Instruction
Locate every line in the records below that contains the string "Occupancy", and copy each such line. Matching is case-sensitive.

## Begin Excerpted records

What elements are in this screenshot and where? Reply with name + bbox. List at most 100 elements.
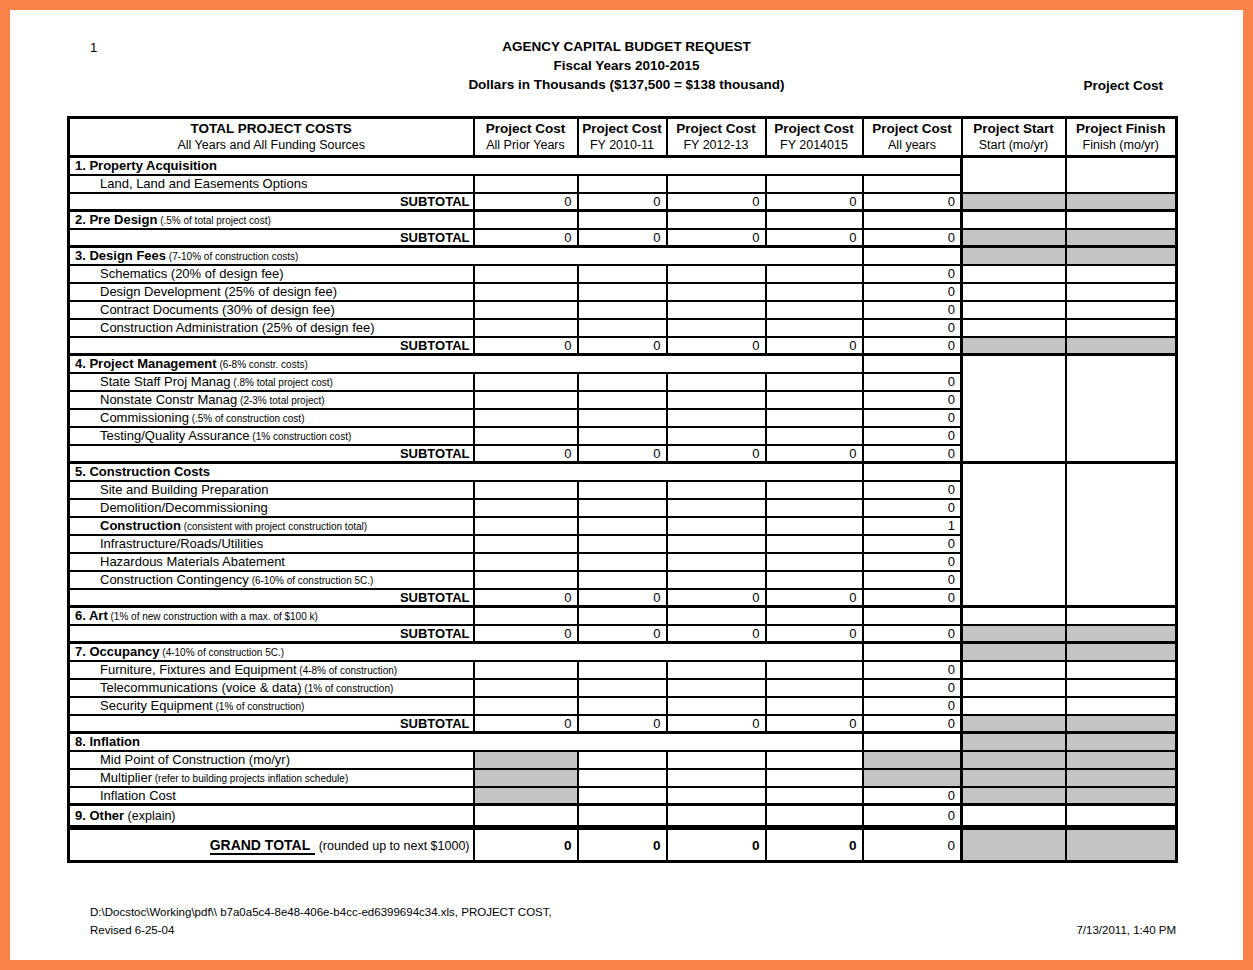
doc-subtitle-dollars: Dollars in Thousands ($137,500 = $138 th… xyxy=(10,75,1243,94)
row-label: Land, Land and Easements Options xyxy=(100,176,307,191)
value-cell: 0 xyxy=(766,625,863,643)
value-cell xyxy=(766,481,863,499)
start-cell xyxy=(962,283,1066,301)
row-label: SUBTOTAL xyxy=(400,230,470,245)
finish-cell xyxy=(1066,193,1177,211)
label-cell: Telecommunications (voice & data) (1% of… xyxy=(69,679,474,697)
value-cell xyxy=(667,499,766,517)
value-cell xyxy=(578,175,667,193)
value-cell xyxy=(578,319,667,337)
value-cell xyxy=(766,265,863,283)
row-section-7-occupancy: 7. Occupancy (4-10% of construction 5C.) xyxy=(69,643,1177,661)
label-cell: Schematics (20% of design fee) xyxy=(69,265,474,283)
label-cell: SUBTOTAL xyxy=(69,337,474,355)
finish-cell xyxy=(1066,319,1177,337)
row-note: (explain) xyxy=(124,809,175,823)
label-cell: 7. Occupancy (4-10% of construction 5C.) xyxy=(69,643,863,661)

## End Excerpted records

Problem solution
row-section-7-occupancy: 7. Occupancy (4-10% of construction 5C.) xyxy=(69,643,1177,661)
label-cell: 7. Occupancy (4-10% of construction 5C.) xyxy=(69,643,863,661)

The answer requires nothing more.